INPUT ROWS —
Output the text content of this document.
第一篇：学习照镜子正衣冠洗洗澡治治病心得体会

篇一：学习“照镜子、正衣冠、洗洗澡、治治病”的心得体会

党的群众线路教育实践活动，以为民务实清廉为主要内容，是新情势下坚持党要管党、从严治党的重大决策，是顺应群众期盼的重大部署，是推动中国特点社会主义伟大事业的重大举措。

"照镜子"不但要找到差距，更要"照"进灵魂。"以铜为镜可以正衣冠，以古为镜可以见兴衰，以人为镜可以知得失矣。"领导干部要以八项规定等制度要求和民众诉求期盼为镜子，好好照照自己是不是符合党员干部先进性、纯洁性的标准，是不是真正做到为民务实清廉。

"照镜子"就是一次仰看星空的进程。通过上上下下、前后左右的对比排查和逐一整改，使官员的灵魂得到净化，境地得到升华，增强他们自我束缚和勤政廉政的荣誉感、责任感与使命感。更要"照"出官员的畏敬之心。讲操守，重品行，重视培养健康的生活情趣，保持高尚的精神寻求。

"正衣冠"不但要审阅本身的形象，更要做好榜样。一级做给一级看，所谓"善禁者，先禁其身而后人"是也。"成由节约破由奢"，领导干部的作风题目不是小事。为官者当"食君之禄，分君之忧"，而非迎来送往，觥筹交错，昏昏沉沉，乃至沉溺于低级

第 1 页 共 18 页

EXERCISE — Copy down the material exactly as written.

WRITTEN ANSWER —
Output the text content of this document.
第一篇：学习照镜子正衣冠洗洗澡治治病心得体会

篇一：学习“照镜子、正衣冠、洗洗澡、治治病”的心得体会

党的群众线路教育实践活动，以为民务实清廉为主要内容，是新情势下坚持党要管党、从严治党的重大决策，是顺应群众期盼的重大部署，是推动中国特点社会主义伟大事业的重大举措。

"照镜子"不但要找到差距，更要"照"进灵魂。"以铜为镜可以正衣冠，以古为镜可以见兴衰，以人为镜可以知得失矣。"领导干部要以八项规定等制度要求和民众诉求期盼为镜子，好好照照自己是不是符合党员干部先进性、纯洁性的标准，是不是真正做到为民务实清廉。

"照镜子"就是一次仰看星空的进程。通过上上下下、前后左右的对比排查和逐一整改，使官员的灵魂得到净化，境地得到升华，增强他们自我束缚和勤政廉政的荣誉感、责任感与使命感。更要"照"出官员的畏敬之心。讲操守，重品行，重视培养健康的生活情趣，保持高尚的精神寻求。

"正衣冠"不但要审阅本身的形象，更要做好榜样。一级做给一级看，所谓"善禁者，先禁其身而后人"是也。"成由节约破由奢"，领导干部的作风题目不是小事。为官者当"食君之禄，分君之忧"，而非迎来送往，觥筹交错，昏昏沉沉，乃至沉溺于低级

第 1 页 共 18 页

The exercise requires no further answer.